Record extracts:
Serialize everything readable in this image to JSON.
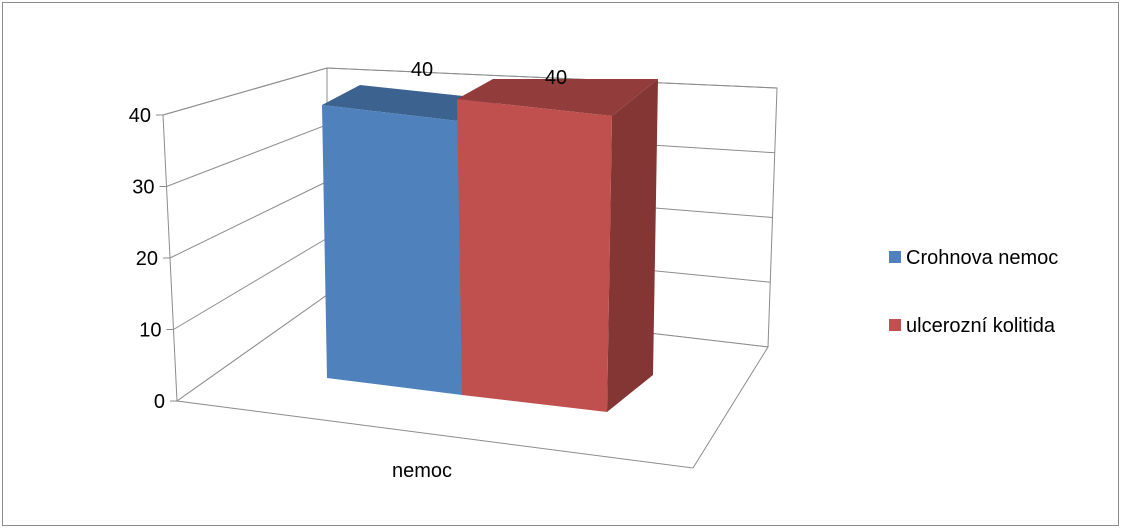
{
  "chart_data": {
    "type": "bar",
    "categories": [
      "nemoc"
    ],
    "series": [
      {
        "name": "Crohnova nemoc",
        "values": [
          40
        ],
        "color": "#4f81bd"
      },
      {
        "name": "ulcerozní kolitida",
        "values": [
          40
        ],
        "color": "#c0504d"
      }
    ],
    "yticks": [
      "0",
      "10",
      "20",
      "30",
      "40"
    ],
    "ylim": [
      0,
      40
    ],
    "data_labels": [
      "40",
      "40"
    ],
    "legend_position": "right",
    "grid": true,
    "three_d": true
  }
}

What you have to do: Using the records above, output their complete text exactly, minus any images.

The answer:
Serialize everything readable in this image to JSON.
{
  "chart_data": {
    "type": "bar",
    "categories": [
      "nemoc"
    ],
    "series": [
      {
        "name": "Crohnova nemoc",
        "values": [
          40
        ],
        "color": "#4f81bd"
      },
      {
        "name": "ulcerozní kolitida",
        "values": [
          40
        ],
        "color": "#c0504d"
      }
    ],
    "yticks": [
      "0",
      "10",
      "20",
      "30",
      "40"
    ],
    "ylim": [
      0,
      40
    ],
    "data_labels": [
      "40",
      "40"
    ],
    "legend_position": "right",
    "grid": true,
    "three_d": true
  }
}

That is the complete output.